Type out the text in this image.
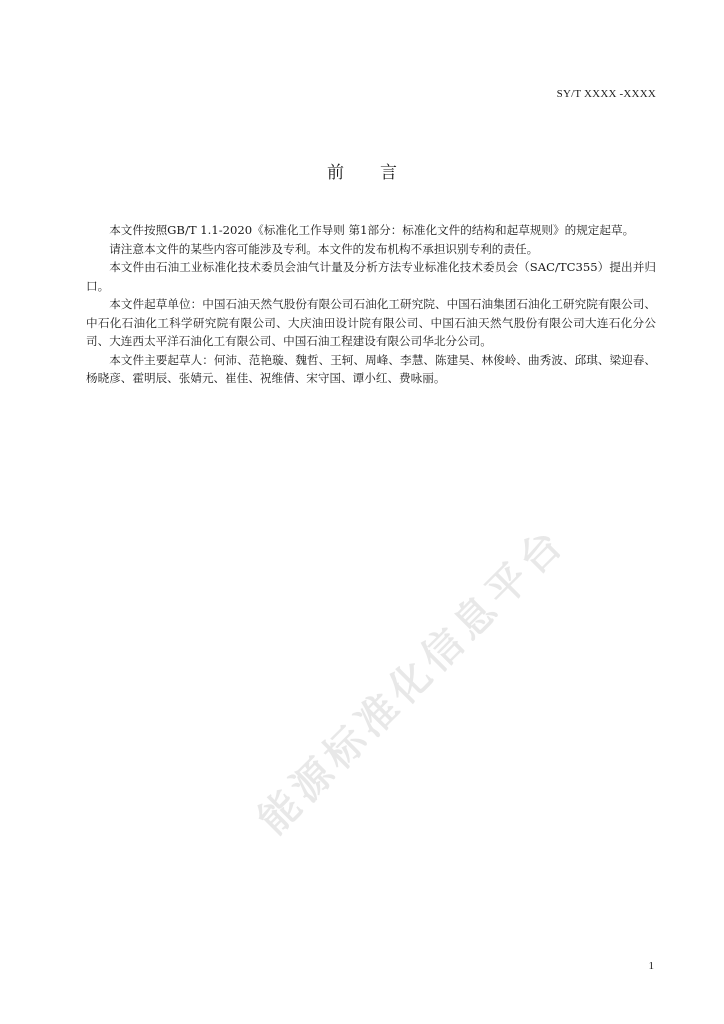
SY/T XXXX -XXXX
前 言

本文件按照GB/T 1.1-2020《标准化工作导则 第1部分：标准化文件的结构和起草规则》的规定起草。

请注意本文件的某些内容可能涉及专利。本文件的发布机构不承担识别专利的责任。

本文件由石油工业标准化技术委员会油气计量及分析方法专业标准化技术委员会（SAC/TC355）提出并归口。

本文件起草单位：中国石油天然气股份有限公司石油化工研究院、中国石油集团石油化工研究院有限公司、中石化石油化工科学研究院有限公司、大庆油田设计院有限公司、中国石油天然气股份有限公司大连石化分公司、大连西太平洋石油化工有限公司、中国石油工程建设有限公司华北分公司。

本文件主要起草人：何沛、范艳璇、魏哲、王轲、周峰、李慧、陈建昊、林俊岭、曲秀波、邱琪、梁迎春、杨晓彦、霍明辰、张婧元、崔佳、祝维倩、宋守国、谭小红、费咏丽。

能源标准化信息平台
1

--------------------------------

• [Written task]: Leave out the pictures and output the rest of the material exactly as written.

• [Answer to the exercise]:
Type out the text in this image.
SY/T XXXX -XXXX
前 言

本文件按照GB/T 1.1-2020《标准化工作导则 第1部分：标准化文件的结构和起草规则》的规定起草。

请注意本文件的某些内容可能涉及专利。本文件的发布机构不承担识别专利的责任。

本文件由石油工业标准化技术委员会油气计量及分析方法专业标准化技术委员会（SAC/TC355）提出并归口。

本文件起草单位：中国石油天然气股份有限公司石油化工研究院、中国石油集团石油化工研究院有限公司、中石化石油化工科学研究院有限公司、大庆油田设计院有限公司、中国石油天然气股份有限公司大连石化分公司、大连西太平洋石油化工有限公司、中国石油工程建设有限公司华北分公司。

本文件主要起草人：何沛、范艳璇、魏哲、王轲、周峰、李慧、陈建昊、林俊岭、曲秀波、邱琪、梁迎春、杨晓彦、霍明辰、张婧元、崔佳、祝维倩、宋守国、谭小红、费咏丽。

能源标准化信息平台
1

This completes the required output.